:: RECORDS FOR THE EXERCISE ::
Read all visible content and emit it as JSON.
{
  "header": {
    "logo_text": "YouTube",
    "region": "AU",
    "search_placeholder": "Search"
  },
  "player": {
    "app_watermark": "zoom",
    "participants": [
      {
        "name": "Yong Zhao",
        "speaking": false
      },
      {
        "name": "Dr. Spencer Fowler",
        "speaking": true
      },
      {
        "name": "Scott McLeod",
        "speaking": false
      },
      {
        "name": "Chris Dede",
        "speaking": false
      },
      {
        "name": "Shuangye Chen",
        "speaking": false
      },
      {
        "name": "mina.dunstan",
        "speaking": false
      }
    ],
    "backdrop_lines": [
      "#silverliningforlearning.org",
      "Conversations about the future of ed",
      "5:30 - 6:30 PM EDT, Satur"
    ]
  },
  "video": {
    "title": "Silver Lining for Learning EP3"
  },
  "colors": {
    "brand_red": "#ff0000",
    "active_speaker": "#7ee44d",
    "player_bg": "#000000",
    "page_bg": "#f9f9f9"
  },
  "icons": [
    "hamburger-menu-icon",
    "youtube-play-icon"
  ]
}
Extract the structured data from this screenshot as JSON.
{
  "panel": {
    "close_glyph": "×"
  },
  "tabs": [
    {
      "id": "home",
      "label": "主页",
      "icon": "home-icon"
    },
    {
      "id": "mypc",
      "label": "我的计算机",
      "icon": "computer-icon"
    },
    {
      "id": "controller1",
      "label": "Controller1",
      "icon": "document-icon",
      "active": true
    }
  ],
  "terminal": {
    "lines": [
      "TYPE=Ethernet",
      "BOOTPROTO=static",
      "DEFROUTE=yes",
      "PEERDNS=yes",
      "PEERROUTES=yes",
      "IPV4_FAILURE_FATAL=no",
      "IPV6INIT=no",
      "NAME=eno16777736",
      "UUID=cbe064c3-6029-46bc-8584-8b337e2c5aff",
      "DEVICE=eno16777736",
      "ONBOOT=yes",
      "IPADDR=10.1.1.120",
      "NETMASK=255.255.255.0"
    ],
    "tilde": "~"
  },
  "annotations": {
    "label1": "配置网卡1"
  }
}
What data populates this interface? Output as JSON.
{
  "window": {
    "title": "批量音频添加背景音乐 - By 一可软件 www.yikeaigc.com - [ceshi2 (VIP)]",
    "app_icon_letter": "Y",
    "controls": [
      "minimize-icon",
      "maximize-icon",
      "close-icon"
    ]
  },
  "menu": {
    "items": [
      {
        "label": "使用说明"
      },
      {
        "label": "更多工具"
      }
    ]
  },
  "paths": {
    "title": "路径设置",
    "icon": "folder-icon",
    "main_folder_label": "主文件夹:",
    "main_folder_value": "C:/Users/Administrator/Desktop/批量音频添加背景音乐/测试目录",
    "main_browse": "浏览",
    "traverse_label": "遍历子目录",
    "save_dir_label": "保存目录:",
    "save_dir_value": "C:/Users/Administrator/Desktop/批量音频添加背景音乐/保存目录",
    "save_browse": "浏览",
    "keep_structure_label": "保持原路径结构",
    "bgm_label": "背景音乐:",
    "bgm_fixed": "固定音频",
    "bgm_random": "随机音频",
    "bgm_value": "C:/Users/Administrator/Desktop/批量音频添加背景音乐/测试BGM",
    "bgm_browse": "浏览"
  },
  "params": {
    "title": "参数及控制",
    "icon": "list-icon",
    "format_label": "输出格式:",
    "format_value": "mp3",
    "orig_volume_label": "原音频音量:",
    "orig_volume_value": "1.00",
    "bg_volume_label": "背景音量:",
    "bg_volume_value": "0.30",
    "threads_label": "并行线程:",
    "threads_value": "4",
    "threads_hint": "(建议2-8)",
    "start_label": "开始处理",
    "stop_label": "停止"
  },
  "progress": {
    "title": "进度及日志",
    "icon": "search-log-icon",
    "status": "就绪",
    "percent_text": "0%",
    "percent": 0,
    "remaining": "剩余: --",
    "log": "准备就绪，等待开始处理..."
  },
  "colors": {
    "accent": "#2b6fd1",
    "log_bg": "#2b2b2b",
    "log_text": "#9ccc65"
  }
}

:: THE PROBLEM ::
The lines above should be duplicated exactly.

:: FULL OUTPUT ::
Read all visible content and emit it as JSON.
{
  "header": {
    "logo_text": "YouTube",
    "region": "AU",
    "search_placeholder": "Search"
  },
  "player": {
    "app_watermark": "zoom",
    "participants": [
      {
        "name": "Yong Zhao",
        "speaking": false
      },
      {
        "name": "Dr. Spencer Fowler",
        "speaking": true
      },
      {
        "name": "Scott McLeod",
        "speaking": false
      },
      {
        "name": "Chris Dede",
        "speaking": false
      },
      {
        "name": "Shuangye Chen",
        "speaking": false
      },
      {
        "name": "mina.dunstan",
        "speaking": false
      }
    ],
    "backdrop_lines": [
      "#silverliningforlearning.org",
      "Conversations about the future of ed",
      "5:30 - 6:30 PM EDT, Satur"
    ]
  },
  "video": {
    "title": "Silver Lining for Learning EP3"
  },
  "colors": {
    "brand_red": "#ff0000",
    "active_speaker": "#7ee44d",
    "player_bg": "#000000",
    "page_bg": "#f9f9f9"
  },
  "icons": [
    "hamburger-menu-icon",
    "youtube-play-icon"
  ]
}
Extract the structured data from this screenshot as JSON.
{
  "panel": {
    "close_glyph": "×"
  },
  "tabs": [
    {
      "id": "home",
      "label": "主页",
      "icon": "home-icon"
    },
    {
      "id": "mypc",
      "label": "我的计算机",
      "icon": "computer-icon"
    },
    {
      "id": "controller1",
      "label": "Controller1",
      "icon": "document-icon",
      "active": true
    }
  ],
  "terminal": {
    "lines": [
      "TYPE=Ethernet",
      "BOOTPROTO=static",
      "DEFROUTE=yes",
      "PEERDNS=yes",
      "PEERROUTES=yes",
      "IPV4_FAILURE_FATAL=no",
      "IPV6INIT=no",
      "NAME=eno16777736",
      "UUID=cbe064c3-6029-46bc-8584-8b337e2c5aff",
      "DEVICE=eno16777736",
      "ONBOOT=yes",
      "IPADDR=10.1.1.120",
      "NETMASK=255.255.255.0"
    ],
    "tilde": "~"
  },
  "annotations": {
    "label1": "配置网卡1"
  }
}
What data populates this interface? Output as JSON.
{
  "window": {
    "title": "批量音频添加背景音乐 - By 一可软件 www.yikeaigc.com - [ceshi2 (VIP)]",
    "app_icon_letter": "Y",
    "controls": [
      "minimize-icon",
      "maximize-icon",
      "close-icon"
    ]
  },
  "menu": {
    "items": [
      {
        "label": "使用说明"
      },
      {
        "label": "更多工具"
      }
    ]
  },
  "paths": {
    "title": "路径设置",
    "icon": "folder-icon",
    "main_folder_label": "主文件夹:",
    "main_folder_value": "C:/Users/Administrator/Desktop/批量音频添加背景音乐/测试目录",
    "main_browse": "浏览",
    "traverse_label": "遍历子目录",
    "save_dir_label": "保存目录:",
    "save_dir_value": "C:/Users/Administrator/Desktop/批量音频添加背景音乐/保存目录",
    "save_browse": "浏览",
    "keep_structure_label": "保持原路径结构",
    "bgm_label": "背景音乐:",
    "bgm_fixed": "固定音频",
    "bgm_random": "随机音频",
    "bgm_value": "C:/Users/Administrator/Desktop/批量音频添加背景音乐/测试BGM",
    "bgm_browse": "浏览"
  },
  "params": {
    "title": "参数及控制",
    "icon": "list-icon",
    "format_label": "输出格式:",
    "format_value": "mp3",
    "orig_volume_label": "原音频音量:",
    "orig_volume_value": "1.00",
    "bg_volume_label": "背景音量:",
    "bg_volume_value": "0.30",
    "threads_label": "并行线程:",
    "threads_value": "4",
    "threads_hint": "(建议2-8)",
    "start_label": "开始处理",
    "stop_label": "停止"
  },
  "progress": {
    "title": "进度及日志",
    "icon": "search-log-icon",
    "status": "就绪",
    "percent_text": "0%",
    "percent": 0,
    "remaining": "剩余: --",
    "log": "准备就绪，等待开始处理..."
  },
  "colors": {
    "accent": "#2b6fd1",
    "log_bg": "#2b2b2b",
    "log_text": "#9ccc65"
  }
}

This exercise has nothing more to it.